■ Objective: Repeat each record below exactly, dropping the pictures.

■ Data shown:

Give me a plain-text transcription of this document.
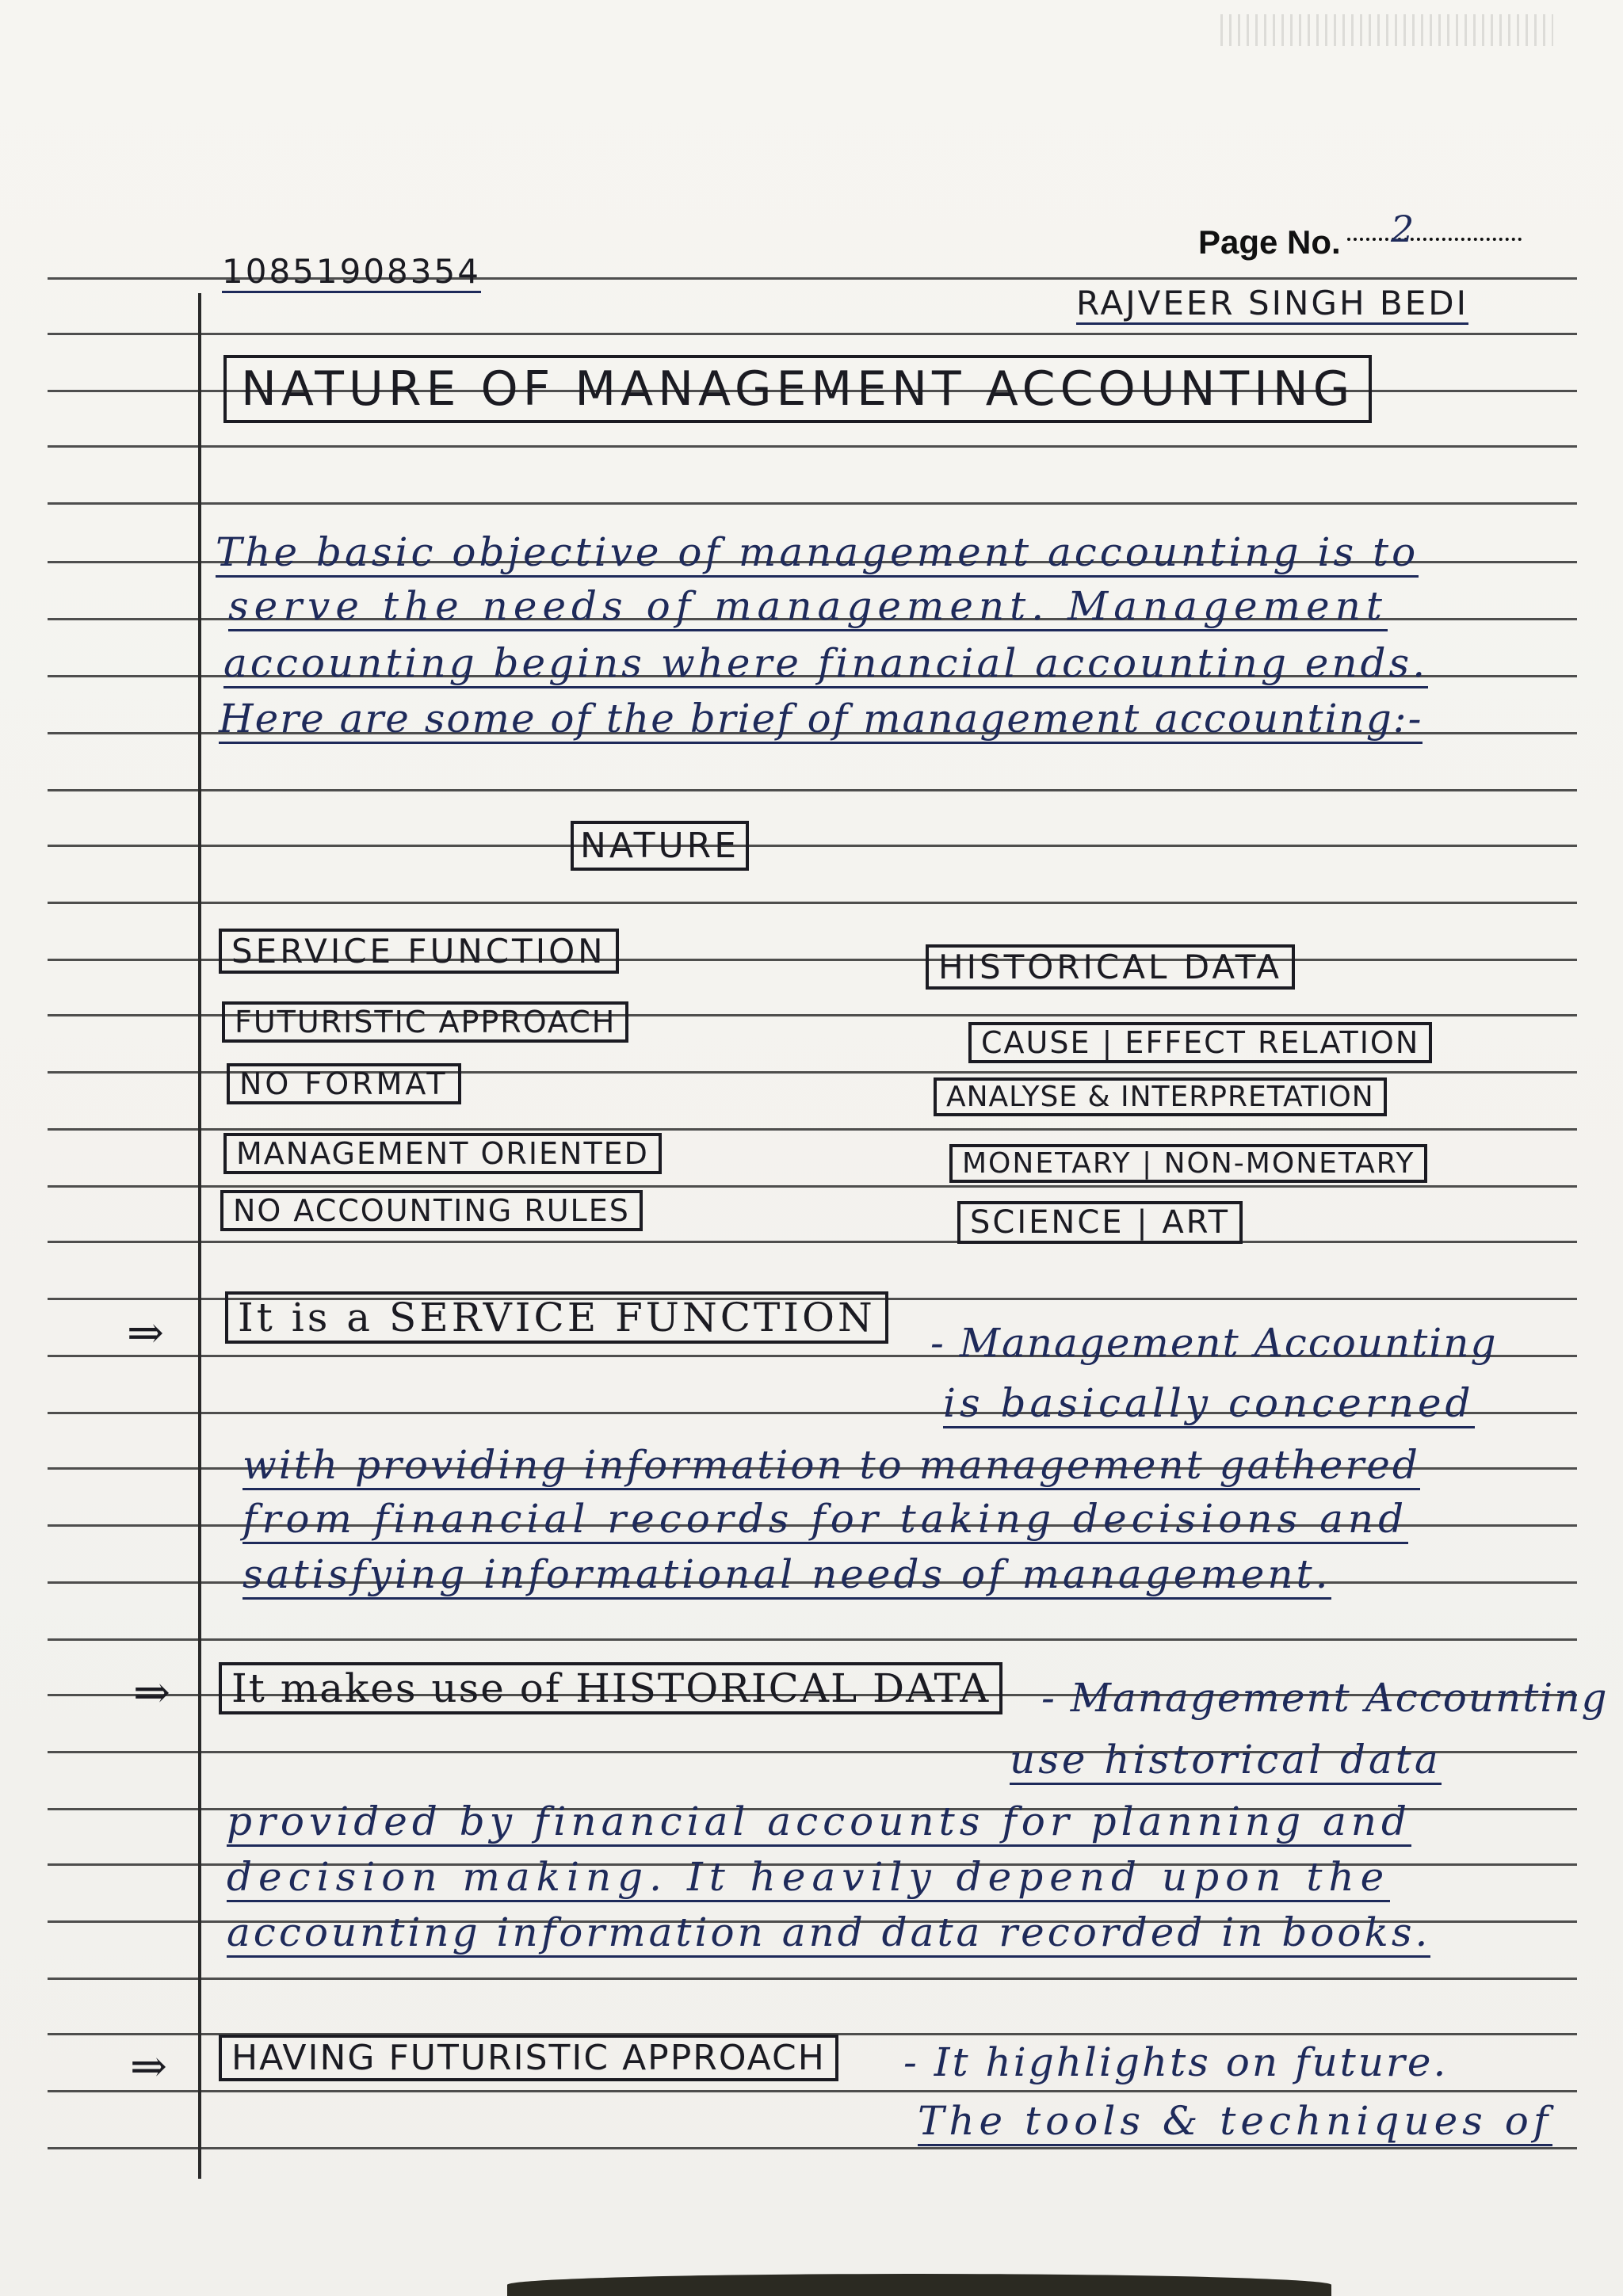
Page No. 2
10851908354
RAJVEER SINGH BEDI
NATURE OF MANAGEMENT ACCOUNTING
The basic objective of management accounting is to
serve the needs of management. Management
accounting begins where financial accounting ends.
Here are some of the brief of management accounting:-
NATURE
SERVICE FUNCTION
FUTURISTIC APPROACH
NO FORMAT
MANAGEMENT ORIENTED
NO ACCOUNTING RULES
HISTORICAL DATA
CAUSE | EFFECT RELATION
ANALYSE & INTERPRETATION
MONETARY | NON-MONETARY
SCIENCE | ART
⇒	It is a SERVICE FUNCTION
- Management Accounting
is basically concerned
with providing information to management gathered
from financial records for taking decisions and
satisfying informational needs of management.
⇒	It makes use of HISTORICAL DATA	- Management Accounting
use historical data
provided by financial accounts for planning and
decision making. It heavily depend upon the
accounting information and data recorded in books.
⇒	HAVING FUTURISTIC APPROACH	- It highlights on future.
The tools & techniques of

■ Result of the task:
Give me a plain-text transcription of this document.
Page No. 2
10851908354
RAJVEER SINGH BEDI
NATURE OF MANAGEMENT ACCOUNTING
The basic objective of management accounting is to
serve the needs of management. Management
accounting begins where financial accounting ends.
Here are some of the brief of management accounting:-
NATURE
SERVICE FUNCTION
FUTURISTIC APPROACH
NO FORMAT
MANAGEMENT ORIENTED
NO ACCOUNTING RULES
HISTORICAL DATA
CAUSE | EFFECT RELATION
ANALYSE & INTERPRETATION
MONETARY | NON-MONETARY
SCIENCE | ART
⇒	It is a SERVICE FUNCTION
- Management Accounting
is basically concerned
with providing information to management gathered
from financial records for taking decisions and
satisfying informational needs of management.
⇒	It makes use of HISTORICAL DATA	- Management Accounting
use historical data
provided by financial accounts for planning and
decision making. It heavily depend upon the
accounting information and data recorded in books.
⇒	HAVING FUTURISTIC APPROACH	- It highlights on future.
The tools & techniques of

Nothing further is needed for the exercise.